Directives
1: In the text passage, which file must list a model so that it gets packed into the final firmware image?
2: Extract the part of the text passage between "For example, if you" and "model correctly. (YOLO_MODEL)", inclusive.

Text passage
++++++++

Set RGB video resolution as model input size 

If setting the RGB resolution according to NN model input tensor shape, it can avoid image resizing and save pre-processing time.

For example, if you are using yolov4-tiny with input size 416x416, you should set NN_WIDTH and NN_HEIGHT to 416 in video_v4_params.

 #define YOLO_MODEL              1
 #define USE_NN_MODEL            YOLO_MODEL
 // …
 #if (USE_NN_MODEL==YOLO_MODEL)
 #define NN_WIDTH    416
 #define NN_HEIGHT   416
 static float nn_confidence_thresh = 0.4;
 static float nn_nms_thresh = 0.3;
 #else
 #error Please set model correctly. (YOLO_MODEL)
 #endif
 // …
 static video_params_t video_v4_params = {
     .stream_id       = NN_CHANNEL,
     .type            = NN_TYPE,
     .resolution      = NN_RESOLUTION,
     .width           = NN_WIDTH,
     .height          = NN_HEIGHT,
     .bps             = NN_BPS,
     .fps             = NN_FPS,
     .gop             = NN_GOP,
     .direct_output   = 0,
     .use_static_addr = 1
 };

Note

Please always check the NN model input size and set RGB video output size according to it. Otherwise, software image resizing will be used in pre-process, and it will cost a lot of CPU usage.

Set RGB video output as resized or cropped 

The RGB video parameter can be adjust and make RGB output a resized image or cropped image.

Output cropped RGB:

static video_params_t video_v4_params = {
    .stream_id      = NN_CHANNEL,
    .type           = NN_TYPE,
    .resolution     = NN_RESOLUTION,
    .width      = NN_WIDTH,
    .height         = NN_HEIGHT,
    .bps            = NN_BPS,
    .fps            = NN_FPS,
    .gop            = NN_GOP,
    .direct_output  = 0,
    .use_static_addr = 1
};

Output resized RGB (1920 x 1080 NN_WIDTH x NN_HEIGHT):

 static video_params_t video_v4_params = {
     .stream_id      = NN_CHANNEL,
     .type           = NN_TYPE,
     .resolution     = NN_RESOLUTION,
     .width      = NN_WIDTH,
     .height         = NN_HEIGHT,
     .bps            = NN_BPS,
     .fps            = NN_FPS,
     .gop            = NN_GOP,
     .direct_output  = 0,
     .use_static_addr = 1,
     .use_roi = 1,
     .roi = {
         .xmin = 0,
         .ymin = 0,
         .xmax = 1920, //SENSOR MAX WIDTH
         .ymax = 1080, //SENSOR MAX HEIGHT
     }
 };

Choose NN model 

Please check the desired models are selected in amebapro2_fwfs_nn_models.json, so that the model will be packed into the final firmware image. For example, if we want to use yolov4_tiny and YAMNet_s, go to “project/realtek_amebapro2_v0_example/GCC-RELEASE/mp/

amebapro2_fwfs_nn_models.json” and set model yolov4_tiny - “MODEL0” and YAMNet_s - “MODEL2” be used:

 {
     "msg_level":3,

     "PROFILE":["FWFS"],
     "FWFS":{
          "files":[
             "MODEL0",
             "MODEL2"

++++++++

Supplied material
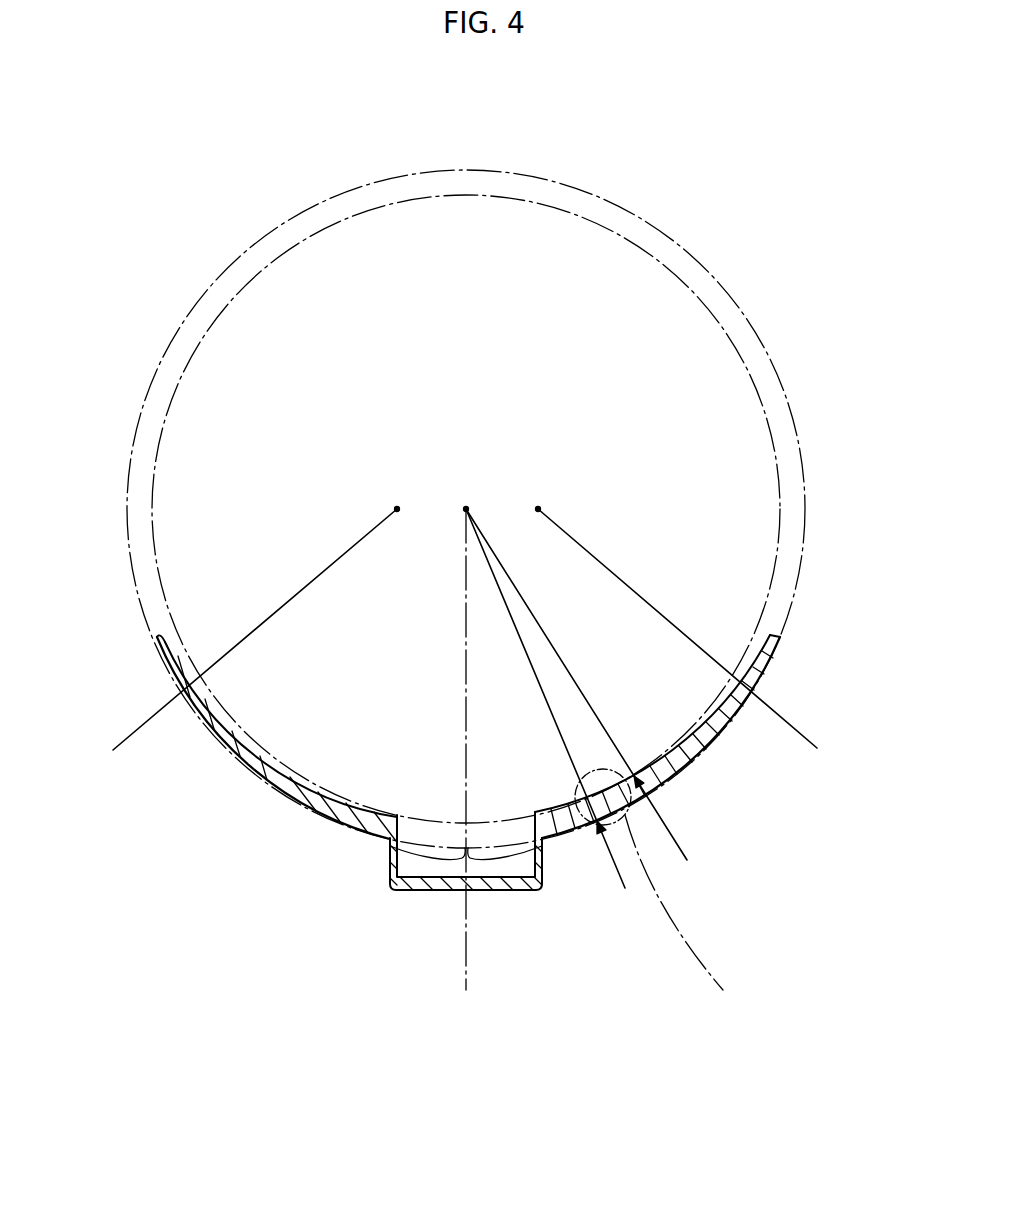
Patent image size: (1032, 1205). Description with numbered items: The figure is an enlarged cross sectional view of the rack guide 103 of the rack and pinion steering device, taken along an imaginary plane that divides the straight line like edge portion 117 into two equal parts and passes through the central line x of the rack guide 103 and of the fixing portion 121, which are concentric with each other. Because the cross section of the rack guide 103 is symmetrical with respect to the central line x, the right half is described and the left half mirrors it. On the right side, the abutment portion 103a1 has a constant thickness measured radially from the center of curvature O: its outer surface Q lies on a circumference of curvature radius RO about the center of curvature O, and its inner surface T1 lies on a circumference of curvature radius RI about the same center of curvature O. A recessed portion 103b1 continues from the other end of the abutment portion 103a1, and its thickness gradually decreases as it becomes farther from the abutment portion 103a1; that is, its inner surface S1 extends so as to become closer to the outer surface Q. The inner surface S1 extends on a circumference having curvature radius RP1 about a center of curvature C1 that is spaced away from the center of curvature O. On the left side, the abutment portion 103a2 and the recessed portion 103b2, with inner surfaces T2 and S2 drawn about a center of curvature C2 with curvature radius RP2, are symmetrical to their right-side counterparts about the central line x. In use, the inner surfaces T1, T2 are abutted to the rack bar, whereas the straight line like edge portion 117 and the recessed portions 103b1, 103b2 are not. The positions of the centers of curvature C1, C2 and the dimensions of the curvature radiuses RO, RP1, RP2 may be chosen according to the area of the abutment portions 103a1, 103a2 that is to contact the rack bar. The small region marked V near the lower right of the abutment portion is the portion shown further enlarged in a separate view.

++++++++

Responses
1: amebapro2_fwfs_nn_models.json

2:
For example, if you are using yolov4-tiny with input size 416x416, you should set NN_WIDTH and NN_HEIGHT to 416 in video_v4_params.

 #define YOLO_MODEL              1
 #define USE_NN_MODEL            YOLO_MODEL
 // …
 #if (USE_NN_MODEL==YOLO_MODEL)
 #define NN_WIDTH    416
 #define NN_HEIGHT   416
 static float nn_confidence_thresh = 0.4;
 static float nn_nms_thresh = 0.3;
 #else
 #error Please set model correctly. (YOLO_MODEL)